Task statement:
In full and without alteration, repeat the material.

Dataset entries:
□ □ □ □ □ □ □

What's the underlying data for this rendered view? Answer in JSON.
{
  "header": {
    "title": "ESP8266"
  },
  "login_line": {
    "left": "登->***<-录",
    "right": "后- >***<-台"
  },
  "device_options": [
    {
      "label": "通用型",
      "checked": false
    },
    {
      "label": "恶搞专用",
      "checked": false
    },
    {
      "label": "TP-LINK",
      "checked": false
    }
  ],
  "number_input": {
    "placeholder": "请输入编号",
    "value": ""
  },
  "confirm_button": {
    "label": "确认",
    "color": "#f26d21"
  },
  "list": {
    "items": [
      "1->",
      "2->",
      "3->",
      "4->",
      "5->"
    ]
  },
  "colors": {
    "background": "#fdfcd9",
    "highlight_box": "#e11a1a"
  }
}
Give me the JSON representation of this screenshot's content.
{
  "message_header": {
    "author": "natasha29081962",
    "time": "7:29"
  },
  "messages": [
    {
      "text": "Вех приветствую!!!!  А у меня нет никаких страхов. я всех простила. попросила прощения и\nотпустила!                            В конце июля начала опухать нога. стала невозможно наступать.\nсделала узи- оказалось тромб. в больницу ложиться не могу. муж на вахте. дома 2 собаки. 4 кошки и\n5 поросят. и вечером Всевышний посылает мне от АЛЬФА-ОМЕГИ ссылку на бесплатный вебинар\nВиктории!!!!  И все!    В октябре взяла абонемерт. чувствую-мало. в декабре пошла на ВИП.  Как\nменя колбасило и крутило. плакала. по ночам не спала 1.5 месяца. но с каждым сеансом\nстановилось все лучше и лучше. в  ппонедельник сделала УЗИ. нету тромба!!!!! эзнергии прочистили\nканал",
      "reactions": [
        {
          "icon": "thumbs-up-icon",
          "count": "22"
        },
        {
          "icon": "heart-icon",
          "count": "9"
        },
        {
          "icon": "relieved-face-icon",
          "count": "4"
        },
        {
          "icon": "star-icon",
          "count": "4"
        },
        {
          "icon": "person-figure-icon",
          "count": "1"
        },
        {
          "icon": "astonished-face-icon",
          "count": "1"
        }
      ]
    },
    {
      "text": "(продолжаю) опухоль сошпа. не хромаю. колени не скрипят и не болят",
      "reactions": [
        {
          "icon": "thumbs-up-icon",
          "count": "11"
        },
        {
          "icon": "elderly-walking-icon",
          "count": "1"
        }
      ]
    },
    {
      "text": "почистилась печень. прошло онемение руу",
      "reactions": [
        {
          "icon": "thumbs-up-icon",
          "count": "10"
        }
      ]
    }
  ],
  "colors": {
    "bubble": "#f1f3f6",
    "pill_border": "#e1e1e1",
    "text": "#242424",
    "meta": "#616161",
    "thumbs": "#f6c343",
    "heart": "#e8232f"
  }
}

□ □ □ □ □ □ □

Solution to this problem:
What's the underlying data for this rendered view? Answer in JSON.
{
  "header": {
    "title": "ESP8266"
  },
  "login_line": {
    "left": "登->***<-录",
    "right": "后- >***<-台"
  },
  "device_options": [
    {
      "label": "通用型",
      "checked": false
    },
    {
      "label": "恶搞专用",
      "checked": false
    },
    {
      "label": "TP-LINK",
      "checked": false
    }
  ],
  "number_input": {
    "placeholder": "请输入编号",
    "value": ""
  },
  "confirm_button": {
    "label": "确认",
    "color": "#f26d21"
  },
  "list": {
    "items": [
      "1->",
      "2->",
      "3->",
      "4->",
      "5->"
    ]
  },
  "colors": {
    "background": "#fdfcd9",
    "highlight_box": "#e11a1a"
  }
}
Give me the JSON representation of this screenshot's content.
{
  "message_header": {
    "author": "natasha29081962",
    "time": "7:29"
  },
  "messages": [
    {
      "text": "Вех приветствую!!!!  А у меня нет никаких страхов. я всех простила. попросила прощения и\nотпустила!                            В конце июля начала опухать нога. стала невозможно наступать.\nсделала узи- оказалось тромб. в больницу ложиться не могу. муж на вахте. дома 2 собаки. 4 кошки и\n5 поросят. и вечером Всевышний посылает мне от АЛЬФА-ОМЕГИ ссылку на бесплатный вебинар\nВиктории!!!!  И все!    В октябре взяла абонемерт. чувствую-мало. в декабре пошла на ВИП.  Как\nменя колбасило и крутило. плакала. по ночам не спала 1.5 месяца. но с каждым сеансом\nстановилось все лучше и лучше. в  ппонедельник сделала УЗИ. нету тромба!!!!! эзнергии прочистили\nканал",
      "reactions": [
        {
          "icon": "thumbs-up-icon",
          "count": "22"
        },
        {
          "icon": "heart-icon",
          "count": "9"
        },
        {
          "icon": "relieved-face-icon",
          "count": "4"
        },
        {
          "icon": "star-icon",
          "count": "4"
        },
        {
          "icon": "person-figure-icon",
          "count": "1"
        },
        {
          "icon": "astonished-face-icon",
          "count": "1"
        }
      ]
    },
    {
      "text": "(продолжаю) опухоль сошпа. не хромаю. колени не скрипят и не болят",
      "reactions": [
        {
          "icon": "thumbs-up-icon",
          "count": "11"
        },
        {
          "icon": "elderly-walking-icon",
          "count": "1"
        }
      ]
    },
    {
      "text": "почистилась печень. прошло онемение руу",
      "reactions": [
        {
          "icon": "thumbs-up-icon",
          "count": "10"
        }
      ]
    }
  ],
  "colors": {
    "bubble": "#f1f3f6",
    "pill_border": "#e1e1e1",
    "text": "#242424",
    "meta": "#616161",
    "thumbs": "#f6c343",
    "heart": "#e8232f"
  }
}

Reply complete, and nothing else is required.